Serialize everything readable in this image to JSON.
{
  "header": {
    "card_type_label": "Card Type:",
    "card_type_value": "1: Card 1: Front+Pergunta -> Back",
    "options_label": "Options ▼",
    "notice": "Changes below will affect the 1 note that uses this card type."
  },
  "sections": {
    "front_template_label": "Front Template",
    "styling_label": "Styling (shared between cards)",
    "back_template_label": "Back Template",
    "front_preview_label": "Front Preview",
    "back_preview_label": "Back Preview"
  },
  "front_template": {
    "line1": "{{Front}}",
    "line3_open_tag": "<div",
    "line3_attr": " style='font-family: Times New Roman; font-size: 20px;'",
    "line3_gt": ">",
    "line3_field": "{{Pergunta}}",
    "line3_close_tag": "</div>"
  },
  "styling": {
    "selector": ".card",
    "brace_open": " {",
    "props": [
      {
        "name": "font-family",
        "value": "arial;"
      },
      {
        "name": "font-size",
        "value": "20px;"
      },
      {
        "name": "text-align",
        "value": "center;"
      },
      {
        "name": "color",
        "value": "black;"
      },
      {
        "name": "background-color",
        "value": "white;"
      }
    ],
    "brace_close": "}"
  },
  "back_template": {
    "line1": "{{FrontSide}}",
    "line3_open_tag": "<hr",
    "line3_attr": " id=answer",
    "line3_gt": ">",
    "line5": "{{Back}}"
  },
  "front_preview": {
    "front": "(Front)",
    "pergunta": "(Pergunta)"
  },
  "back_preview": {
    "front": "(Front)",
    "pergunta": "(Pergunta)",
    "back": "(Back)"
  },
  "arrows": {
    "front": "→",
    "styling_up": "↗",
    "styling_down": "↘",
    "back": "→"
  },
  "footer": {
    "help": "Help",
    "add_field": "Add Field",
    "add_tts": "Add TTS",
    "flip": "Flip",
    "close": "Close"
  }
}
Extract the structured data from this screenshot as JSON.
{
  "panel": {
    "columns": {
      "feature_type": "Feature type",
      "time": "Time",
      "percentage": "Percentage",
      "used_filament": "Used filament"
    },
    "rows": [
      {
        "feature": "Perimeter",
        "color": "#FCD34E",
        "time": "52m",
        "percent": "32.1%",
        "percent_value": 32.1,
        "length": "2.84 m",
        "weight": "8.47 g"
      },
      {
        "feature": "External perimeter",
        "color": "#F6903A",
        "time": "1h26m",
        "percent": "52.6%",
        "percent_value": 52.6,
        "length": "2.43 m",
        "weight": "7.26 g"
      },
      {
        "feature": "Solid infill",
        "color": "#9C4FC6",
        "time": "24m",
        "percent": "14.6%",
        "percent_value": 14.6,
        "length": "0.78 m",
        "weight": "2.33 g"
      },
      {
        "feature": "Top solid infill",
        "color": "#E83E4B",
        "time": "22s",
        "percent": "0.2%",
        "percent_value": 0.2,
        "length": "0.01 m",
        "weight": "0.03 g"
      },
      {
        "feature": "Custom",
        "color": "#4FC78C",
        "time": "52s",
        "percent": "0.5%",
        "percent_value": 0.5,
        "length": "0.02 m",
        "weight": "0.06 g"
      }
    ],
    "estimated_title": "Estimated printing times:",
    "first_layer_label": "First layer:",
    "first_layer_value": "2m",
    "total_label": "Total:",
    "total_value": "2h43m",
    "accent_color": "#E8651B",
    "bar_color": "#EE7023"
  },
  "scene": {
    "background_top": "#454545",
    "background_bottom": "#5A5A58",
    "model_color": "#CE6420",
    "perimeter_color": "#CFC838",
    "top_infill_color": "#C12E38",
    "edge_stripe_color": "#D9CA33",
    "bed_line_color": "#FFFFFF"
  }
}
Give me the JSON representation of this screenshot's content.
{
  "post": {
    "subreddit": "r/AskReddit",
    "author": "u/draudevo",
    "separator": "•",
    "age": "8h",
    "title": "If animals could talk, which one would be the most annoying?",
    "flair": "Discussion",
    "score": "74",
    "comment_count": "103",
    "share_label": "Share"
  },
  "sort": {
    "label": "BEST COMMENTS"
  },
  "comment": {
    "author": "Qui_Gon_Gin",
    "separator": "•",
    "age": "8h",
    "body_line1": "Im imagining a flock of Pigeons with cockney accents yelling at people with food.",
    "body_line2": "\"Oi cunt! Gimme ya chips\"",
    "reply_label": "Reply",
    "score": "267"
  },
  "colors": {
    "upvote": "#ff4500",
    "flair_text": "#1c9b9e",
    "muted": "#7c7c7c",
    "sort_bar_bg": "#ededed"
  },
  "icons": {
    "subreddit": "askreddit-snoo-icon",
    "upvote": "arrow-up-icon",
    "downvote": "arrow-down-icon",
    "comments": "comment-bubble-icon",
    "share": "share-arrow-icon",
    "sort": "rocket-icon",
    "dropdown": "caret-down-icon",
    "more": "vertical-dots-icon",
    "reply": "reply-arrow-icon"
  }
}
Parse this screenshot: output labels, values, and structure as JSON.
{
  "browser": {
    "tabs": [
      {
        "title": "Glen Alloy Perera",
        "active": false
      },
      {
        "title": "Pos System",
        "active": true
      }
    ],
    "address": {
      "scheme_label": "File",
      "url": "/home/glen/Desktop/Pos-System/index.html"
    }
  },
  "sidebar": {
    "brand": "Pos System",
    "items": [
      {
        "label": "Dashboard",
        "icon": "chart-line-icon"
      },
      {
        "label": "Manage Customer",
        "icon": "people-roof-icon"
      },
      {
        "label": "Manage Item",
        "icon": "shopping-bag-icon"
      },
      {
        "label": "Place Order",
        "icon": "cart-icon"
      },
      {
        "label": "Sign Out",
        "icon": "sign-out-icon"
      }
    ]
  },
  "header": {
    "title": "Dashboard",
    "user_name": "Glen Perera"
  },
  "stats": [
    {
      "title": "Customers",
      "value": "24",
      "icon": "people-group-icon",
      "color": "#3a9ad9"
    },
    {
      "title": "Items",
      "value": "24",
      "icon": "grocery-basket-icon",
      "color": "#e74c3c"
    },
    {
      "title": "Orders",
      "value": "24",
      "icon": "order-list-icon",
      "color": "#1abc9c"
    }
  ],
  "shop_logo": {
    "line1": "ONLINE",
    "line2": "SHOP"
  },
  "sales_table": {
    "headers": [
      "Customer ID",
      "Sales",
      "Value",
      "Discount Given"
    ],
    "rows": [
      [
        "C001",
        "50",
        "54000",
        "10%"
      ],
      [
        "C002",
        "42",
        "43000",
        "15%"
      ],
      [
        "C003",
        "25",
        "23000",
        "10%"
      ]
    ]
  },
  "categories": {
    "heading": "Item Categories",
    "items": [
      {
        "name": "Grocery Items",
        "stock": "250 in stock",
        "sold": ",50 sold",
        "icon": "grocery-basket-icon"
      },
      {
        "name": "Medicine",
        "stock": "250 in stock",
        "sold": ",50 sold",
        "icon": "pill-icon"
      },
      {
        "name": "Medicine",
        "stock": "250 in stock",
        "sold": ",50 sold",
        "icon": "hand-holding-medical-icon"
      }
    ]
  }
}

# # # # #

- _Short task_:
Nothing may be left out: return each entry exactly as it reads.

- _Solved problem_:
Serialize everything readable in this image to JSON.
{
  "header": {
    "card_type_label": "Card Type:",
    "card_type_value": "1: Card 1: Front+Pergunta -> Back",
    "options_label": "Options ▼",
    "notice": "Changes below will affect the 1 note that uses this card type."
  },
  "sections": {
    "front_template_label": "Front Template",
    "styling_label": "Styling (shared between cards)",
    "back_template_label": "Back Template",
    "front_preview_label": "Front Preview",
    "back_preview_label": "Back Preview"
  },
  "front_template": {
    "line1": "{{Front}}",
    "line3_open_tag": "<div",
    "line3_attr": " style='font-family: Times New Roman; font-size: 20px;'",
    "line3_gt": ">",
    "line3_field": "{{Pergunta}}",
    "line3_close_tag": "</div>"
  },
  "styling": {
    "selector": ".card",
    "brace_open": " {",
    "props": [
      {
        "name": "font-family",
        "value": "arial;"
      },
      {
        "name": "font-size",
        "value": "20px;"
      },
      {
        "name": "text-align",
        "value": "center;"
      },
      {
        "name": "color",
        "value": "black;"
      },
      {
        "name": "background-color",
        "value": "white;"
      }
    ],
    "brace_close": "}"
  },
  "back_template": {
    "line1": "{{FrontSide}}",
    "line3_open_tag": "<hr",
    "line3_attr": " id=answer",
    "line3_gt": ">",
    "line5": "{{Back}}"
  },
  "front_preview": {
    "front": "(Front)",
    "pergunta": "(Pergunta)"
  },
  "back_preview": {
    "front": "(Front)",
    "pergunta": "(Pergunta)",
    "back": "(Back)"
  },
  "arrows": {
    "front": "→",
    "styling_up": "↗",
    "styling_down": "↘",
    "back": "→"
  },
  "footer": {
    "help": "Help",
    "add_field": "Add Field",
    "add_tts": "Add TTS",
    "flip": "Flip",
    "close": "Close"
  }
}
Extract the structured data from this screenshot as JSON.
{
  "panel": {
    "columns": {
      "feature_type": "Feature type",
      "time": "Time",
      "percentage": "Percentage",
      "used_filament": "Used filament"
    },
    "rows": [
      {
        "feature": "Perimeter",
        "color": "#FCD34E",
        "time": "52m",
        "percent": "32.1%",
        "percent_value": 32.1,
        "length": "2.84 m",
        "weight": "8.47 g"
      },
      {
        "feature": "External perimeter",
        "color": "#F6903A",
        "time": "1h26m",
        "percent": "52.6%",
        "percent_value": 52.6,
        "length": "2.43 m",
        "weight": "7.26 g"
      },
      {
        "feature": "Solid infill",
        "color": "#9C4FC6",
        "time": "24m",
        "percent": "14.6%",
        "percent_value": 14.6,
        "length": "0.78 m",
        "weight": "2.33 g"
      },
      {
        "feature": "Top solid infill",
        "color": "#E83E4B",
        "time": "22s",
        "percent": "0.2%",
        "percent_value": 0.2,
        "length": "0.01 m",
        "weight": "0.03 g"
      },
      {
        "feature": "Custom",
        "color": "#4FC78C",
        "time": "52s",
        "percent": "0.5%",
        "percent_value": 0.5,
        "length": "0.02 m",
        "weight": "0.06 g"
      }
    ],
    "estimated_title": "Estimated printing times:",
    "first_layer_label": "First layer:",
    "first_layer_value": "2m",
    "total_label": "Total:",
    "total_value": "2h43m",
    "accent_color": "#E8651B",
    "bar_color": "#EE7023"
  },
  "scene": {
    "background_top": "#454545",
    "background_bottom": "#5A5A58",
    "model_color": "#CE6420",
    "perimeter_color": "#CFC838",
    "top_infill_color": "#C12E38",
    "edge_stripe_color": "#D9CA33",
    "bed_line_color": "#FFFFFF"
  }
}
Give me the JSON representation of this screenshot's content.
{
  "post": {
    "subreddit": "r/AskReddit",
    "author": "u/draudevo",
    "separator": "•",
    "age": "8h",
    "title": "If animals could talk, which one would be the most annoying?",
    "flair": "Discussion",
    "score": "74",
    "comment_count": "103",
    "share_label": "Share"
  },
  "sort": {
    "label": "BEST COMMENTS"
  },
  "comment": {
    "author": "Qui_Gon_Gin",
    "separator": "•",
    "age": "8h",
    "body_line1": "Im imagining a flock of Pigeons with cockney accents yelling at people with food.",
    "body_line2": "\"Oi cunt! Gimme ya chips\"",
    "reply_label": "Reply",
    "score": "267"
  },
  "colors": {
    "upvote": "#ff4500",
    "flair_text": "#1c9b9e",
    "muted": "#7c7c7c",
    "sort_bar_bg": "#ededed"
  },
  "icons": {
    "subreddit": "askreddit-snoo-icon",
    "upvote": "arrow-up-icon",
    "downvote": "arrow-down-icon",
    "comments": "comment-bubble-icon",
    "share": "share-arrow-icon",
    "sort": "rocket-icon",
    "dropdown": "caret-down-icon",
    "more": "vertical-dots-icon",
    "reply": "reply-arrow-icon"
  }
}
Parse this screenshot: output labels, values, and structure as JSON.
{
  "browser": {
    "tabs": [
      {
        "title": "Glen Alloy Perera",
        "active": false
      },
      {
        "title": "Pos System",
        "active": true
      }
    ],
    "address": {
      "scheme_label": "File",
      "url": "/home/glen/Desktop/Pos-System/index.html"
    }
  },
  "sidebar": {
    "brand": "Pos System",
    "items": [
      {
        "label": "Dashboard",
        "icon": "chart-line-icon"
      },
      {
        "label": "Manage Customer",
        "icon": "people-roof-icon"
      },
      {
        "label": "Manage Item",
        "icon": "shopping-bag-icon"
      },
      {
        "label": "Place Order",
        "icon": "cart-icon"
      },
      {
        "label": "Sign Out",
        "icon": "sign-out-icon"
      }
    ]
  },
  "header": {
    "title": "Dashboard",
    "user_name": "Glen Perera"
  },
  "stats": [
    {
      "title": "Customers",
      "value": "24",
      "icon": "people-group-icon",
      "color": "#3a9ad9"
    },
    {
      "title": "Items",
      "value": "24",
      "icon": "grocery-basket-icon",
      "color": "#e74c3c"
    },
    {
      "title": "Orders",
      "value": "24",
      "icon": "order-list-icon",
      "color": "#1abc9c"
    }
  ],
  "shop_logo": {
    "line1": "ONLINE",
    "line2": "SHOP"
  },
  "sales_table": {
    "headers": [
      "Customer ID",
      "Sales",
      "Value",
      "Discount Given"
    ],
    "rows": [
      [
        "C001",
        "50",
        "54000",
        "10%"
      ],
      [
        "C002",
        "42",
        "43000",
        "15%"
      ],
      [
        "C003",
        "25",
        "23000",
        "10%"
      ]
    ]
  },
  "categories": {
    "heading": "Item Categories",
    "items": [
      {
        "name": "Grocery Items",
        "stock": "250 in stock",
        "sold": ",50 sold",
        "icon": "grocery-basket-icon"
      },
      {
        "name": "Medicine",
        "stock": "250 in stock",
        "sold": ",50 sold",
        "icon": "pill-icon"
      },
      {
        "name": "Medicine",
        "stock": "250 in stock",
        "sold": ",50 sold",
        "icon": "hand-holding-medical-icon"
      }
    ]
  }
}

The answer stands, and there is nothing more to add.